Exercise description
Transcribe every record that appears below, exactly and in full.

— Begin Supplied records —

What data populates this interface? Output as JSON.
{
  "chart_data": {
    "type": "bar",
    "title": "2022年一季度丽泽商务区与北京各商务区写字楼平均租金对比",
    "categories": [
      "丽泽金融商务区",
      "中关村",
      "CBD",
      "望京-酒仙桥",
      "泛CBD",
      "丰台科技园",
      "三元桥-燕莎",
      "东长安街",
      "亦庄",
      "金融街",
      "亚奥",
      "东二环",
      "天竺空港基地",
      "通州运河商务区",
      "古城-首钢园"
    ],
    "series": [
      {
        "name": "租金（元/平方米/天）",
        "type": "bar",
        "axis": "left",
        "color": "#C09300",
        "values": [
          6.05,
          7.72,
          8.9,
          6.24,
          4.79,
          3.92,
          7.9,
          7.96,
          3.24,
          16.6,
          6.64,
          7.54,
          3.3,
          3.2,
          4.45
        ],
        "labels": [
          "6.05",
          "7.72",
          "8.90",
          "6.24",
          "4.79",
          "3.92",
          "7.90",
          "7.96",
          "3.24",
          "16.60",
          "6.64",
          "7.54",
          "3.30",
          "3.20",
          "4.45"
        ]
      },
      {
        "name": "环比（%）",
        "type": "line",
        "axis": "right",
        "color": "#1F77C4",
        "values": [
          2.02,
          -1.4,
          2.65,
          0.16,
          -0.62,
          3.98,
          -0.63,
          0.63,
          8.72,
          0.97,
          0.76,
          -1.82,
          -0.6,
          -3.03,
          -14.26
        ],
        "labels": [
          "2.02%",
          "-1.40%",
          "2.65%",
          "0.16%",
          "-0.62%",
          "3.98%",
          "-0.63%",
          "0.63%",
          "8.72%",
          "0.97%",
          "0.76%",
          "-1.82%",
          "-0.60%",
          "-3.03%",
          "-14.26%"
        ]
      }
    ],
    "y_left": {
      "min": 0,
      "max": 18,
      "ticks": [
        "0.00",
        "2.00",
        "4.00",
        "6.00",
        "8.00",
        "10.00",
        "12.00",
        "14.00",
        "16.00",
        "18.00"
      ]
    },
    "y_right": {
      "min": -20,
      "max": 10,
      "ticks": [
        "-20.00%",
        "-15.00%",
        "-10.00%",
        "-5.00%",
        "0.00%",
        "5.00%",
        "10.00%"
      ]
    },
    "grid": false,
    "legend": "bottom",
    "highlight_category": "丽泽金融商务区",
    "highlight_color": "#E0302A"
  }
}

— End Supplied records —

Complete answer
What data populates this interface? Output as JSON.
{
  "chart_data": {
    "type": "bar",
    "title": "2022年一季度丽泽商务区与北京各商务区写字楼平均租金对比",
    "categories": [
      "丽泽金融商务区",
      "中关村",
      "CBD",
      "望京-酒仙桥",
      "泛CBD",
      "丰台科技园",
      "三元桥-燕莎",
      "东长安街",
      "亦庄",
      "金融街",
      "亚奥",
      "东二环",
      "天竺空港基地",
      "通州运河商务区",
      "古城-首钢园"
    ],
    "series": [
      {
        "name": "租金（元/平方米/天）",
        "type": "bar",
        "axis": "left",
        "color": "#C09300",
        "values": [
          6.05,
          7.72,
          8.9,
          6.24,
          4.79,
          3.92,
          7.9,
          7.96,
          3.24,
          16.6,
          6.64,
          7.54,
          3.3,
          3.2,
          4.45
        ],
        "labels": [
          "6.05",
          "7.72",
          "8.90",
          "6.24",
          "4.79",
          "3.92",
          "7.90",
          "7.96",
          "3.24",
          "16.60",
          "6.64",
          "7.54",
          "3.30",
          "3.20",
          "4.45"
        ]
      },
      {
        "name": "环比（%）",
        "type": "line",
        "axis": "right",
        "color": "#1F77C4",
        "values": [
          2.02,
          -1.4,
          2.65,
          0.16,
          -0.62,
          3.98,
          -0.63,
          0.63,
          8.72,
          0.97,
          0.76,
          -1.82,
          -0.6,
          -3.03,
          -14.26
        ],
        "labels": [
          "2.02%",
          "-1.40%",
          "2.65%",
          "0.16%",
          "-0.62%",
          "3.98%",
          "-0.63%",
          "0.63%",
          "8.72%",
          "0.97%",
          "0.76%",
          "-1.82%",
          "-0.60%",
          "-3.03%",
          "-14.26%"
        ]
      }
    ],
    "y_left": {
      "min": 0,
      "max": 18,
      "ticks": [
        "0.00",
        "2.00",
        "4.00",
        "6.00",
        "8.00",
        "10.00",
        "12.00",
        "14.00",
        "16.00",
        "18.00"
      ]
    },
    "y_right": {
      "min": -20,
      "max": 10,
      "ticks": [
        "-20.00%",
        "-15.00%",
        "-10.00%",
        "-5.00%",
        "0.00%",
        "5.00%",
        "10.00%"
      ]
    },
    "grid": false,
    "legend": "bottom",
    "highlight_category": "丽泽金融商务区",
    "highlight_color": "#E0302A"
  }
}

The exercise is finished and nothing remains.